=== Short task ===
Select every line of the records below that contains the string "legend" and copy each such line.

=== Provided information ===
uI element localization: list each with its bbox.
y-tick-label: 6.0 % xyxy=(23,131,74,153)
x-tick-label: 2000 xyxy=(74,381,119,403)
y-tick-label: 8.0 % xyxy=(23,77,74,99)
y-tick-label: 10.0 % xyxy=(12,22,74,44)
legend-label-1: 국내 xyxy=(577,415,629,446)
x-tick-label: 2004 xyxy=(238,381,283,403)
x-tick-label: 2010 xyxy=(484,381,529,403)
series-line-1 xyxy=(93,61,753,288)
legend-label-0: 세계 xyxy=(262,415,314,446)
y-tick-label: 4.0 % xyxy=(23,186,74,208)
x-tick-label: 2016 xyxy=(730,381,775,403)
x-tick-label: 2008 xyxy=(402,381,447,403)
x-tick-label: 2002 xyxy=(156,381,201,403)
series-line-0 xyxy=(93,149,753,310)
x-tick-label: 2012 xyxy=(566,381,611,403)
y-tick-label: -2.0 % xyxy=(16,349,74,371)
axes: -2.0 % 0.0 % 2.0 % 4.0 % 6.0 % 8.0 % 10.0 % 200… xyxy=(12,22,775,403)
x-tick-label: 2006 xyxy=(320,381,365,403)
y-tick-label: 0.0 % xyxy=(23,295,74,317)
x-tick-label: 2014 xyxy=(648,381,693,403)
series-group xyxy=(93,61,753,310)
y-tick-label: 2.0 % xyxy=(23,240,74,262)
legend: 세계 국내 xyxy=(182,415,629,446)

=== Answer to this problem ===
legend-label-1: 국내 xyxy=(577,415,629,446)
legend-label-0: 세계 xyxy=(262,415,314,446)
legend: 세계 국내 xyxy=(182,415,629,446)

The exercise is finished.